───── STORED ROWS ─────

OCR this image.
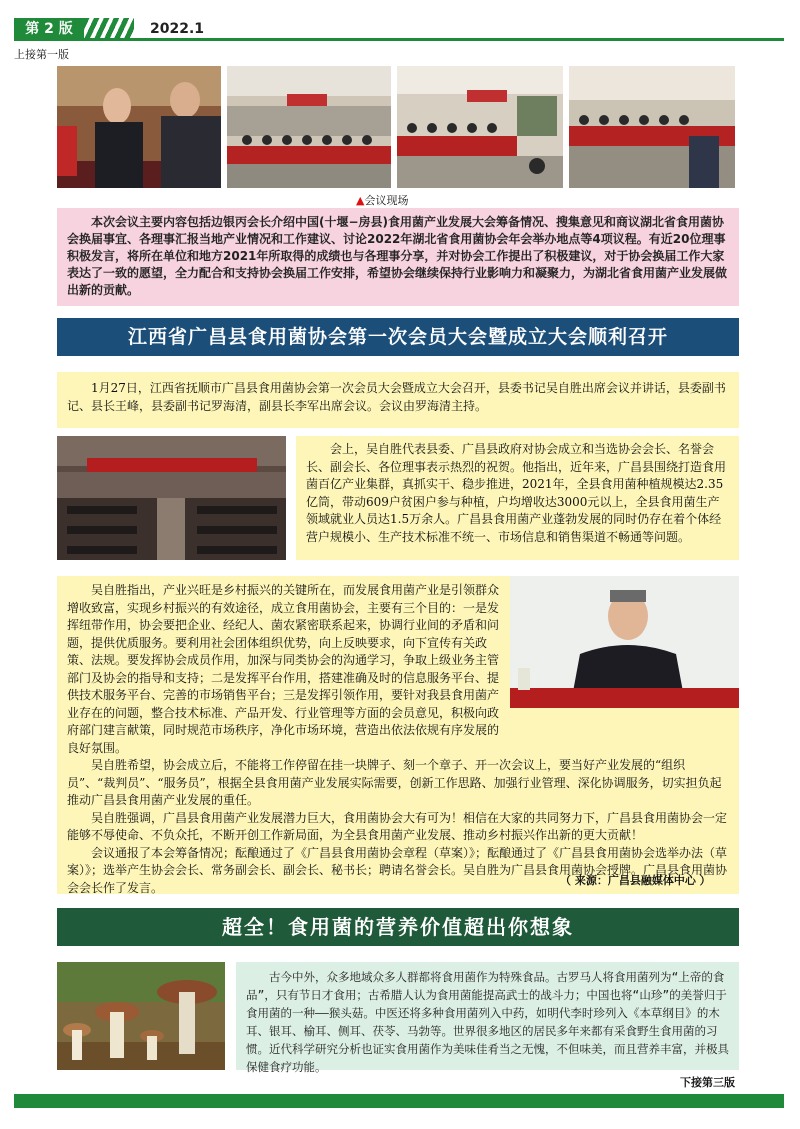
第 2 版	2022.1
上接第一版
▲会议现场
本次会议主要内容包括边银丙会长介绍中国(十堰−房县)食用菌产业发展大会筹备情况、搜集意见和商议湖北省食用菌协会换届事宜、各理事汇报当地产业情况和工作建议、讨论2022年湖北省食用菌协会年会举办地点等4项议程。有近20位理事积极发言，将所在单位和地方2021年所取得的成绩也与各理事分享，并对协会工作提出了积极建议，对于协会换届工作大家表达了一致的愿望，全力配合和支持协会换届工作安排，希望协会继续保持行业影响力和凝聚力，为湖北省食用菌产业发展做出新的贡献。
江西省广昌县食用菌协会第一次会员大会暨成立大会顺利召开

1月27日，江西省抚顺市广昌县食用菌协会第一次会员大会暨成立大会召开，县委书记吴自胜出席会议并讲话，县委副书记、县长王峰，县委副书记罗海清，副县长李军出席会议。会议由罗海清主持。

会上，吴自胜代表县委、广昌县政府对协会成立和当选协会会长、名誉会长、副会长、各位理事表示热烈的祝贺。他指出，近年来，广昌县围绕打造食用菌百亿产业集群，真抓实干、稳步推进，2021年，全县食用菌种植规模达2.35亿筒，带动609户贫困户参与种植，户均增收达3000元以上，全县食用菌生产领域就业人员达1.5万余人。广昌县食用菌产业蓬勃发展的同时仍存在着个体经营户规模小、生产技术标准不统一、市场信息和销售渠道不畅通等问题。

吴自胜指出，产业兴旺是乡村振兴的关键所在，而发展食用菌产业是引领群众增收致富，实现乡村振兴的有效途径，成立食用菌协会，主要有三个目的：一是发挥纽带作用，协会要把企业、经纪人、菌农紧密联系起来，协调行业间的矛盾和问题，提供优质服务。要利用社会团体组织优势，向上反映要求，向下宣传有关政策、法规。要发挥协会成员作用，加深与同类协会的沟通学习，争取上级业务主管部门及协会的指导和支持；二是发挥平台作用，搭建准确及时的信息服务平台、提供技术服务平台、完善的市场销售平台；三是发挥引领作用，要针对我县食用菌产业存在的问题，整合技术标准、产品开发、行业管理等方面的会员意见，积极向政府部门建言献策，同时规范市场秩序，净化市场环境，营造出依法依规有序发展的良好氛围。

吴自胜希望，协会成立后，不能将工作停留在挂一块牌子、刻一个章子、开一次会议上，要当好产业发展的“组织员”、“裁判员”、“服务员”，根据全县食用菌产业发展实际需要，创新工作思路、加强行业管理、深化协调服务，切实担负起推动广昌县食用菌产业发展的重任。

吴自胜强调，广昌县食用菌产业发展潜力巨大，食用菌协会大有可为！相信在大家的共同努力下，广昌县食用菌协会一定能够不辱使命、不负众托，不断开创工作新局面，为全县食用菌产业发展、推动乡村振兴作出新的更大贡献！

会议通报了本会筹备情况；酝酿通过了《广昌县食用菌协会章程（草案）》；酝酿通过了《广昌县食用菌协会选举办法（草案）》；选举产生协会会长、常务副会长、副会长、秘书长；聘请名誉会长。吴自胜为广昌县食用菌协会授牌。广昌县食用菌协会会长作了发言。	（ 来源：广昌县融媒体中心 ）
超全！食用菌的营养价值超出你想象
古今中外，众多地域众多人群都将食用菌作为特殊食品。古罗马人将食用菌列为“上帝的食品”，只有节日才食用；古希腊人认为食用菌能提高武士的战斗力；中国也将“山珍”的美誉归于食用菌的一种——猴头菇。中医还将多种食用菌列入中药，如明代李时珍列入《本草纲目》的木耳、银耳、榆耳、侧耳、茯苓、马勃等。世界很多地区的居民多年来都有采食野生食用菌的习惯。近代科学研究分析也证实食用菌作为美味佳肴当之无愧，不但味美，而且营养丰富，并极具保健食疗功能。
下接第三版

─────

THE REQUEST:
Leave out the pictures and copy every record above exactly.

TASK RESULT:
OCR this image.
第 2 版	2022.1
上接第一版
▲会议现场
本次会议主要内容包括边银丙会长介绍中国(十堰−房县)食用菌产业发展大会筹备情况、搜集意见和商议湖北省食用菌协会换届事宜、各理事汇报当地产业情况和工作建议、讨论2022年湖北省食用菌协会年会举办地点等4项议程。有近20位理事积极发言，将所在单位和地方2021年所取得的成绩也与各理事分享，并对协会工作提出了积极建议，对于协会换届工作大家表达了一致的愿望，全力配合和支持协会换届工作安排，希望协会继续保持行业影响力和凝聚力，为湖北省食用菌产业发展做出新的贡献。
江西省广昌县食用菌协会第一次会员大会暨成立大会顺利召开

1月27日，江西省抚顺市广昌县食用菌协会第一次会员大会暨成立大会召开，县委书记吴自胜出席会议并讲话，县委副书记、县长王峰，县委副书记罗海清，副县长李军出席会议。会议由罗海清主持。

会上，吴自胜代表县委、广昌县政府对协会成立和当选协会会长、名誉会长、副会长、各位理事表示热烈的祝贺。他指出，近年来，广昌县围绕打造食用菌百亿产业集群，真抓实干、稳步推进，2021年，全县食用菌种植规模达2.35亿筒，带动609户贫困户参与种植，户均增收达3000元以上，全县食用菌生产领域就业人员达1.5万余人。广昌县食用菌产业蓬勃发展的同时仍存在着个体经营户规模小、生产技术标准不统一、市场信息和销售渠道不畅通等问题。

吴自胜指出，产业兴旺是乡村振兴的关键所在，而发展食用菌产业是引领群众增收致富，实现乡村振兴的有效途径，成立食用菌协会，主要有三个目的：一是发挥纽带作用，协会要把企业、经纪人、菌农紧密联系起来，协调行业间的矛盾和问题，提供优质服务。要利用社会团体组织优势，向上反映要求，向下宣传有关政策、法规。要发挥协会成员作用，加深与同类协会的沟通学习，争取上级业务主管部门及协会的指导和支持；二是发挥平台作用，搭建准确及时的信息服务平台、提供技术服务平台、完善的市场销售平台；三是发挥引领作用，要针对我县食用菌产业存在的问题，整合技术标准、产品开发、行业管理等方面的会员意见，积极向政府部门建言献策，同时规范市场秩序，净化市场环境，营造出依法依规有序发展的良好氛围。

吴自胜希望，协会成立后，不能将工作停留在挂一块牌子、刻一个章子、开一次会议上，要当好产业发展的“组织员”、“裁判员”、“服务员”，根据全县食用菌产业发展实际需要，创新工作思路、加强行业管理、深化协调服务，切实担负起推动广昌县食用菌产业发展的重任。

吴自胜强调，广昌县食用菌产业发展潜力巨大，食用菌协会大有可为！相信在大家的共同努力下，广昌县食用菌协会一定能够不辱使命、不负众托，不断开创工作新局面，为全县食用菌产业发展、推动乡村振兴作出新的更大贡献！

会议通报了本会筹备情况；酝酿通过了《广昌县食用菌协会章程（草案）》；酝酿通过了《广昌县食用菌协会选举办法（草案）》；选举产生协会会长、常务副会长、副会长、秘书长；聘请名誉会长。吴自胜为广昌县食用菌协会授牌。广昌县食用菌协会会长作了发言。	（ 来源：广昌县融媒体中心 ）
超全！食用菌的营养价值超出你想象
古今中外，众多地域众多人群都将食用菌作为特殊食品。古罗马人将食用菌列为“上帝的食品”，只有节日才食用；古希腊人认为食用菌能提高武士的战斗力；中国也将“山珍”的美誉归于食用菌的一种——猴头菇。中医还将多种食用菌列入中药，如明代李时珍列入《本草纲目》的木耳、银耳、榆耳、侧耳、茯苓、马勃等。世界很多地区的居民多年来都有采食野生食用菌的习惯。近代科学研究分析也证实食用菌作为美味佳肴当之无愧，不但味美，而且营养丰富，并极具保健食疗功能。
下接第三版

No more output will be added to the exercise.